* [Problem requirements]
Reproduce each line of the records below word for word, without changing anything.

* [Element location data]

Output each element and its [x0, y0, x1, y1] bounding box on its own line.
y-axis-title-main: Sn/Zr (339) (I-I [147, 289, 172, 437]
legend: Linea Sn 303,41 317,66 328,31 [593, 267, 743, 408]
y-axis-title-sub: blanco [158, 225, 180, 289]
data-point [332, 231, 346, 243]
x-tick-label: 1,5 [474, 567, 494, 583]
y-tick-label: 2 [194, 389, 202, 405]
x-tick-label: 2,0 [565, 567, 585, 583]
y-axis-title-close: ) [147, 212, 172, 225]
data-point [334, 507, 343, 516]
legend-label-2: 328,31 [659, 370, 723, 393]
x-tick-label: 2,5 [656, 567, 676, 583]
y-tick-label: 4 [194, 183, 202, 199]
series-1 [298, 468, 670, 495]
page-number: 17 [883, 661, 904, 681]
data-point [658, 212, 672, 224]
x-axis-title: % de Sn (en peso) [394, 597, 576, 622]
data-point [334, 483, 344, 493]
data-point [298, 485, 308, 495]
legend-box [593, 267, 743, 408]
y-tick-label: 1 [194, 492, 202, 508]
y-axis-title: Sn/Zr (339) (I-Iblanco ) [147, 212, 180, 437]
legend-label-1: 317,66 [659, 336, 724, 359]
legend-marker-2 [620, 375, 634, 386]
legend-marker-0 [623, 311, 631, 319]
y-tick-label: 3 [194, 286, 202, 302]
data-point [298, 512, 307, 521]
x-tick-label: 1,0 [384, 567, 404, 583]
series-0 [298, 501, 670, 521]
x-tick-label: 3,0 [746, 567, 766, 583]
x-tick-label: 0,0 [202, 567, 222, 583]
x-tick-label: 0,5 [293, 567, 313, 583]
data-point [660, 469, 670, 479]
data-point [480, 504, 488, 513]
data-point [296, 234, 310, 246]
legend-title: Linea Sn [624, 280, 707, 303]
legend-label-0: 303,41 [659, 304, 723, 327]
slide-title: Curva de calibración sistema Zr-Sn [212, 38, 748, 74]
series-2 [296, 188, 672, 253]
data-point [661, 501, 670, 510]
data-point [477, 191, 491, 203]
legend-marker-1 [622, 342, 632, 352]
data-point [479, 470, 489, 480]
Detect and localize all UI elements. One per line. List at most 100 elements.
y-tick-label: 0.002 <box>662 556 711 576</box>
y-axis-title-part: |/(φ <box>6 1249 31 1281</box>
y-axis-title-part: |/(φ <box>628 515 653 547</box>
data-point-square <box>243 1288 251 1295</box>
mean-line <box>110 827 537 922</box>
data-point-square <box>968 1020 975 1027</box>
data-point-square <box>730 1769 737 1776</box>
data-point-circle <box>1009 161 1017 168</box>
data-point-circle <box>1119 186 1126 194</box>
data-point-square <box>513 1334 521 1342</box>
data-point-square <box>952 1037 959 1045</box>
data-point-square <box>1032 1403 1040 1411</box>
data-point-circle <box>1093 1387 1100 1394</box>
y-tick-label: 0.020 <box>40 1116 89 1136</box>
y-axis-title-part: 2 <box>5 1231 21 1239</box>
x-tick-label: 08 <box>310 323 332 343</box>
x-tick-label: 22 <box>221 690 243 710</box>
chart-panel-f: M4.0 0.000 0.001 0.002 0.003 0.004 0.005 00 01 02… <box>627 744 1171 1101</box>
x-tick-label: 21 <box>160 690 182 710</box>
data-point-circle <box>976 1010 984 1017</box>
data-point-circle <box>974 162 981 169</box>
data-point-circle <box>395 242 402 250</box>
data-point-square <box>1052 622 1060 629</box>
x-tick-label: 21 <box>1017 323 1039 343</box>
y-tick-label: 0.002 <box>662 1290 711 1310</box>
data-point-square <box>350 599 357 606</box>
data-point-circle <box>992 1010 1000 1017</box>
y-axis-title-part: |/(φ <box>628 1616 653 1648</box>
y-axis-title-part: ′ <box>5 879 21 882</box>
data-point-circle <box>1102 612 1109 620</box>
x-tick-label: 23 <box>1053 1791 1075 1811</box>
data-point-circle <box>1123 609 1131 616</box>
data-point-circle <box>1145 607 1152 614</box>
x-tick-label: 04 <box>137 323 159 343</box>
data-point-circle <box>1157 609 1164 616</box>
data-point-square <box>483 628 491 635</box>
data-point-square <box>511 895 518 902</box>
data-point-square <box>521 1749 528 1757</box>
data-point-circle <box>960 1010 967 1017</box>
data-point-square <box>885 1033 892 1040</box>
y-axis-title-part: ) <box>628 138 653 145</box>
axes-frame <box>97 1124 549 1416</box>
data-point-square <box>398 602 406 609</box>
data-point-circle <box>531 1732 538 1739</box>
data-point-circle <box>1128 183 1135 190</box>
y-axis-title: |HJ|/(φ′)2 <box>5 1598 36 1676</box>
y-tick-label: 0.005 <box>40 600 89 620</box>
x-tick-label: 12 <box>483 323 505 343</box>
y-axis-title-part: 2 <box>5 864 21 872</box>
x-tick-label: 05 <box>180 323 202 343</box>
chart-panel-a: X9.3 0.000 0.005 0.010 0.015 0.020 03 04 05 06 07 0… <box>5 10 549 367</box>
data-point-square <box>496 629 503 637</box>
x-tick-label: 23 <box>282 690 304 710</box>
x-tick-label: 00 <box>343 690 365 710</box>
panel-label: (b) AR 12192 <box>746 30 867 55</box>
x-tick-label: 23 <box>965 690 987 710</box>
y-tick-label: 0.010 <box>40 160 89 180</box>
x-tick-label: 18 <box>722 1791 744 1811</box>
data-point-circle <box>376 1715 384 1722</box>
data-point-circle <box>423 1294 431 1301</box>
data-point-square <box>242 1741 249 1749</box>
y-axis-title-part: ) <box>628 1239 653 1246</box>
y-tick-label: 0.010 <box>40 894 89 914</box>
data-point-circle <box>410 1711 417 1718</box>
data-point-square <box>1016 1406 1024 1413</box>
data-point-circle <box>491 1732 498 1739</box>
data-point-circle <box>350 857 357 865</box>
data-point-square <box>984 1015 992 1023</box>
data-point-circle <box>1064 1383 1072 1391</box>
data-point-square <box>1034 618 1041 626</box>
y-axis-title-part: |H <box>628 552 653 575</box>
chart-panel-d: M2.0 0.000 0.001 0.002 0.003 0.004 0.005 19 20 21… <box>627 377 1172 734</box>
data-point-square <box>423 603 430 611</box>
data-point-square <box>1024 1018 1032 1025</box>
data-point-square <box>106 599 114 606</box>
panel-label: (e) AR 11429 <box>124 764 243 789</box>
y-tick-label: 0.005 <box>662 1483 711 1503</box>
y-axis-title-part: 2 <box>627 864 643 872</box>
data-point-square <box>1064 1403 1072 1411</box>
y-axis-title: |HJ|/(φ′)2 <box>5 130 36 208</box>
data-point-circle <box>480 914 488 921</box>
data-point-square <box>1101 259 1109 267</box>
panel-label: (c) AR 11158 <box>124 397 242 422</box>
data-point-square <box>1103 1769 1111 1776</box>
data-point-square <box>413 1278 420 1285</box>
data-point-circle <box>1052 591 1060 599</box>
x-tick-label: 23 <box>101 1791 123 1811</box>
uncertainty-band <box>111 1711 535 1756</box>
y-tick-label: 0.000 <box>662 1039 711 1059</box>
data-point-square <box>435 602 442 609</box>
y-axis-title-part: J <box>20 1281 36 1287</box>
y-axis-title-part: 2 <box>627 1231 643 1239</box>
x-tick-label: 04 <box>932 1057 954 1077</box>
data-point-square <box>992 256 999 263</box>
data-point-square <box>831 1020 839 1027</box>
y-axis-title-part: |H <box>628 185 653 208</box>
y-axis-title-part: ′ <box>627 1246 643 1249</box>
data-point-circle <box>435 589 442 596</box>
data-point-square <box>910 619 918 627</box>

* [Result of this exercise]
Output each element and its [x0, y0, x1, y1] bounding box on its own line.
y-axis-title-main: Sn/Zr (339) (I-I [147, 289, 172, 437]
legend: Linea Sn 303,41 317,66 328,31 [593, 267, 743, 408]
y-axis-title-sub: blanco [158, 225, 180, 289]
data-point [332, 231, 346, 243]
x-tick-label: 1,5 [474, 567, 494, 583]
y-tick-label: 2 [194, 389, 202, 405]
x-tick-label: 2,0 [565, 567, 585, 583]
y-axis-title-close: ) [147, 212, 172, 225]
data-point [334, 507, 343, 516]
legend-label-2: 328,31 [659, 370, 723, 393]
x-tick-label: 2,5 [656, 567, 676, 583]
y-tick-label: 4 [194, 183, 202, 199]
series-1 [298, 468, 670, 495]
page-number: 17 [883, 661, 904, 681]
data-point [658, 212, 672, 224]
x-axis-title: % de Sn (en peso) [394, 597, 576, 622]
data-point [334, 483, 344, 493]
data-point [298, 485, 308, 495]
legend-box [593, 267, 743, 408]
y-tick-label: 1 [194, 492, 202, 508]
y-axis-title: Sn/Zr (339) (I-Iblanco ) [147, 212, 180, 437]
legend-label-1: 317,66 [659, 336, 724, 359]
legend-marker-2 [620, 375, 634, 386]
legend-marker-0 [623, 311, 631, 319]
y-tick-label: 3 [194, 286, 202, 302]
data-point [298, 512, 307, 521]
x-tick-label: 1,0 [384, 567, 404, 583]
series-0 [298, 501, 670, 521]
x-tick-label: 3,0 [746, 567, 766, 583]
x-tick-label: 0,0 [202, 567, 222, 583]
x-tick-label: 0,5 [293, 567, 313, 583]
data-point [660, 469, 670, 479]
data-point [480, 504, 488, 513]
data-point [296, 234, 310, 246]
legend-title: Linea Sn [624, 280, 707, 303]
legend-label-0: 303,41 [659, 304, 723, 327]
slide-title: Curva de calibración sistema Zr-Sn [212, 38, 748, 74]
series-2 [296, 188, 672, 253]
data-point [661, 501, 670, 510]
data-point [477, 191, 491, 203]
legend-marker-1 [622, 342, 632, 352]
data-point [479, 470, 489, 480]
Detect and localize all UI elements. One per line. List at most 100 elements.
y-tick-label: 0.002 <box>662 556 711 576</box>
y-axis-title-part: |/(φ <box>6 1249 31 1281</box>
y-axis-title-part: |/(φ <box>628 515 653 547</box>
data-point-square <box>243 1288 251 1295</box>
mean-line <box>110 827 537 922</box>
data-point-square <box>968 1020 975 1027</box>
data-point-square <box>730 1769 737 1776</box>
data-point-circle <box>1009 161 1017 168</box>
data-point-circle <box>1119 186 1126 194</box>
data-point-square <box>513 1334 521 1342</box>
data-point-square <box>952 1037 959 1045</box>
data-point-square <box>1032 1403 1040 1411</box>
data-point-circle <box>1093 1387 1100 1394</box>
y-tick-label: 0.020 <box>40 1116 89 1136</box>
y-axis-title-part: 2 <box>5 1231 21 1239</box>
x-tick-label: 08 <box>310 323 332 343</box>
x-tick-label: 22 <box>221 690 243 710</box>
chart-panel-f: M4.0 0.000 0.001 0.002 0.003 0.004 0.005 00 01 02… <box>627 744 1171 1101</box>
x-tick-label: 21 <box>160 690 182 710</box>
data-point-circle <box>976 1010 984 1017</box>
data-point-circle <box>974 162 981 169</box>
data-point-circle <box>395 242 402 250</box>
data-point-square <box>1052 622 1060 629</box>
x-tick-label: 21 <box>1017 323 1039 343</box>
y-tick-label: 0.002 <box>662 1290 711 1310</box>
data-point-square <box>350 599 357 606</box>
data-point-circle <box>992 1010 1000 1017</box>
y-axis-title-part: |/(φ <box>628 1616 653 1648</box>
y-axis-title-part: ′ <box>5 879 21 882</box>
data-point-circle <box>1102 612 1109 620</box>
x-tick-label: 23 <box>1053 1791 1075 1811</box>
data-point-circle <box>1123 609 1131 616</box>
data-point-circle <box>1145 607 1152 614</box>
x-tick-label: 04 <box>137 323 159 343</box>
data-point-circle <box>1157 609 1164 616</box>
data-point-square <box>483 628 491 635</box>
data-point-square <box>511 895 518 902</box>
data-point-square <box>521 1749 528 1757</box>
data-point-circle <box>960 1010 967 1017</box>
data-point-square <box>885 1033 892 1040</box>
y-axis-title-part: ) <box>628 138 653 145</box>
axes-frame <box>97 1124 549 1416</box>
data-point-square <box>398 602 406 609</box>
data-point-circle <box>531 1732 538 1739</box>
data-point-circle <box>1128 183 1135 190</box>
y-axis-title: |HJ|/(φ′)2 <box>5 1598 36 1676</box>
y-tick-label: 0.005 <box>40 600 89 620</box>
x-tick-label: 12 <box>483 323 505 343</box>
y-axis-title-part: 2 <box>5 864 21 872</box>
x-tick-label: 05 <box>180 323 202 343</box>
chart-panel-a: X9.3 0.000 0.005 0.010 0.015 0.020 03 04 05 06 07 0… <box>5 10 549 367</box>
data-point-square <box>496 629 503 637</box>
x-tick-label: 23 <box>282 690 304 710</box>
x-tick-label: 00 <box>343 690 365 710</box>
panel-label: (b) AR 12192 <box>746 30 867 55</box>
x-tick-label: 23 <box>965 690 987 710</box>
y-tick-label: 0.010 <box>40 160 89 180</box>
x-tick-label: 18 <box>722 1791 744 1811</box>
data-point-circle <box>376 1715 384 1722</box>
data-point-circle <box>423 1294 431 1301</box>
data-point-square <box>242 1741 249 1749</box>
y-axis-title-part: ) <box>628 1239 653 1246</box>
y-tick-label: 0.010 <box>40 894 89 914</box>
data-point-circle <box>410 1711 417 1718</box>
data-point-square <box>1016 1406 1024 1413</box>
data-point-circle <box>491 1732 498 1739</box>
data-point-circle <box>350 857 357 865</box>
data-point-square <box>984 1015 992 1023</box>
data-point-circle <box>1064 1383 1072 1391</box>
data-point-square <box>1034 618 1041 626</box>
y-axis-title-part: |H <box>628 552 653 575</box>
chart-panel-d: M2.0 0.000 0.001 0.002 0.003 0.004 0.005 19 20 21… <box>627 377 1172 734</box>
data-point-square <box>423 603 430 611</box>
data-point-square <box>1024 1018 1032 1025</box>
data-point-square <box>106 599 114 606</box>
panel-label: (e) AR 11429 <box>124 764 243 789</box>
y-tick-label: 0.005 <box>662 1483 711 1503</box>
y-axis-title-part: 2 <box>627 864 643 872</box>
data-point-square <box>1064 1403 1072 1411</box>
y-axis-title: |HJ|/(φ′)2 <box>5 130 36 208</box>
data-point-circle <box>480 914 488 921</box>
data-point-square <box>1101 259 1109 267</box>
panel-label: (c) AR 11158 <box>124 397 242 422</box>
data-point-square <box>1103 1769 1111 1776</box>
data-point-square <box>413 1278 420 1285</box>
data-point-circle <box>1052 591 1060 599</box>
x-tick-label: 23 <box>101 1791 123 1811</box>
uncertainty-band <box>111 1711 535 1756</box>
y-tick-label: 0.000 <box>662 1039 711 1059</box>
data-point-square <box>435 602 442 609</box>
y-axis-title-part: J <box>20 1281 36 1287</box>
y-axis-title-part: 2 <box>627 1231 643 1239</box>
x-tick-label: 04 <box>932 1057 954 1077</box>
data-point-square <box>992 256 999 263</box>
data-point-square <box>831 1020 839 1027</box>
y-axis-title-part: |H <box>628 185 653 208</box>
y-axis-title-part: ′ <box>627 1246 643 1249</box>
data-point-circle <box>435 589 442 596</box>
data-point-square <box>910 619 918 627</box>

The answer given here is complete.